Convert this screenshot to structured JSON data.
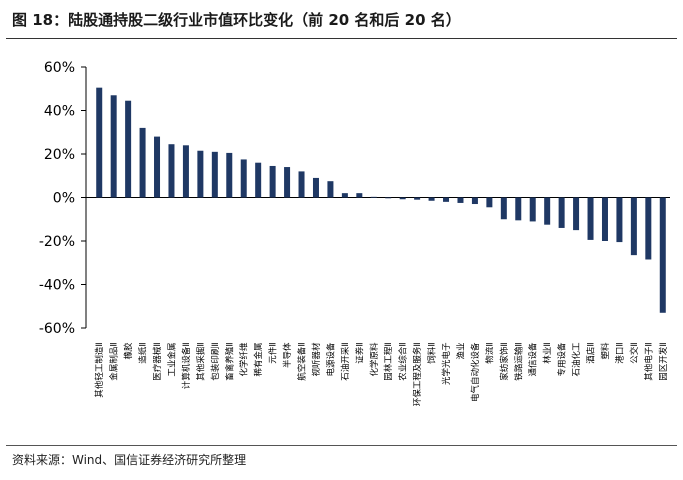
{
  "title": "图 18：陆股通持股二级行业市值环比变化（前 20 名和后 20 名）",
  "source": "资料来源：Wind、国信证券经济研究所整理",
  "chart_data": {
    "type": "bar",
    "ylim": [
      -60,
      60
    ],
    "yticks": [
      "60%",
      "40%",
      "20%",
      "0%",
      "-20%",
      "-40%",
      "-60%"
    ],
    "ytick_values": [
      60,
      40,
      20,
      0,
      -20,
      -40,
      -60
    ],
    "grid": false,
    "bar_color": "#1f3864",
    "categories": [
      "其他轻工制造Ⅱ",
      "金属制品Ⅱ",
      "橡胶",
      "造纸Ⅱ",
      "医疗器械Ⅱ",
      "工业金属",
      "计算机设备Ⅱ",
      "其他采掘Ⅱ",
      "包装印刷Ⅱ",
      "畜禽养殖Ⅱ",
      "化学纤维",
      "稀有金属",
      "元件Ⅱ",
      "半导体",
      "航空装备Ⅱ",
      "视听器材",
      "电源设备",
      "石油开采Ⅱ",
      "证券Ⅱ",
      "化学原料",
      "园林工程Ⅱ",
      "农业综合Ⅱ",
      "环保工程及服务Ⅱ",
      "饲料Ⅱ",
      "光学光电子",
      "渔业",
      "电气自动化设备",
      "物流Ⅱ",
      "家纺家饰Ⅱ",
      "铁路运输Ⅱ",
      "通信设备",
      "林业Ⅱ",
      "专用设备",
      "石油化工",
      "酒店Ⅱ",
      "塑料",
      "港口Ⅱ",
      "公交Ⅱ",
      "其他电子Ⅱ",
      "园区开发Ⅱ"
    ],
    "values": [
      50.5,
      47,
      44.5,
      32,
      28,
      24.5,
      24,
      21.5,
      21,
      20.5,
      17.5,
      16,
      14.5,
      14,
      12,
      9,
      7.5,
      2,
      2,
      0.3,
      -0.3,
      -0.8,
      -1,
      -1.5,
      -2,
      -2.5,
      -3,
      -4.5,
      -10,
      -10.5,
      -11,
      -12.5,
      -14,
      -15,
      -19.5,
      -20,
      -20.5,
      -26.5,
      -28.5,
      -53
    ]
  }
}
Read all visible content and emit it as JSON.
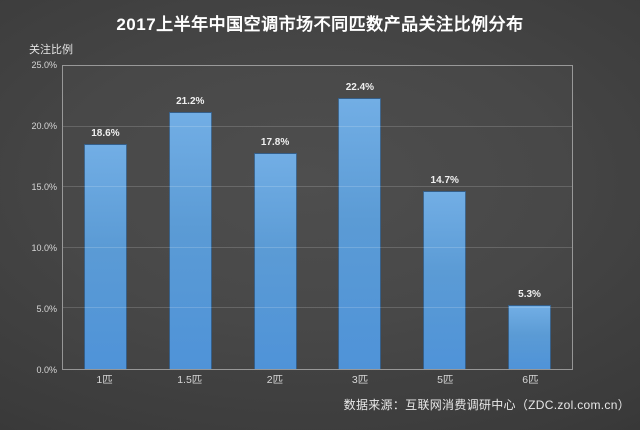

Short problem: Without the pictures, extract every entry verbatim.

Result of this exercise:
Convert this screenshot to structured JSON data.
{
  "title": "图 18：陆股通持股二级行业市值环比变化（前 20 名和后 20 名）",
  "source": "资料来源：Wind、国信证券经济研究所整理",
  "chart_data": {
    "type": "bar",
    "ylim": [
      -60,
      60
    ],
    "yticks": [
      "60%",
      "40%",
      "20%",
      "0%",
      "-20%",
      "-40%",
      "-60%"
    ],
    "ytick_values": [
      60,
      40,
      20,
      0,
      -20,
      -40,
      -60
    ],
    "grid": false,
    "bar_color": "#1f3864",
    "categories": [
      "其他轻工制造Ⅱ",
      "金属制品Ⅱ",
      "橡胶",
      "造纸Ⅱ",
      "医疗器械Ⅱ",
      "工业金属",
      "计算机设备Ⅱ",
      "其他采掘Ⅱ",
      "包装印刷Ⅱ",
      "畜禽养殖Ⅱ",
      "化学纤维",
      "稀有金属",
      "元件Ⅱ",
      "半导体",
      "航空装备Ⅱ",
      "视听器材",
      "电源设备",
      "石油开采Ⅱ",
      "证券Ⅱ",
      "化学原料",
      "园林工程Ⅱ",
      "农业综合Ⅱ",
      "环保工程及服务Ⅱ",
      "饲料Ⅱ",
      "光学光电子",
      "渔业",
      "电气自动化设备",
      "物流Ⅱ",
      "家纺家饰Ⅱ",
      "铁路运输Ⅱ",
      "通信设备",
      "林业Ⅱ",
      "专用设备",
      "石油化工",
      "酒店Ⅱ",
      "塑料",
      "港口Ⅱ",
      "公交Ⅱ",
      "其他电子Ⅱ",
      "园区开发Ⅱ"
    ],
    "values": [
      50.5,
      47,
      44.5,
      32,
      28,
      24.5,
      24,
      21.5,
      21,
      20.5,
      17.5,
      16,
      14.5,
      14,
      12,
      9,
      7.5,
      2,
      2,
      0.3,
      -0.3,
      -0.8,
      -1,
      -1.5,
      -2,
      -2.5,
      -3,
      -4.5,
      -10,
      -10.5,
      -11,
      -12.5,
      -14,
      -15,
      -19.5,
      -20,
      -20.5,
      -26.5,
      -28.5,
      -53
    ]
  }
}
Read all visible content and emit it as JSON.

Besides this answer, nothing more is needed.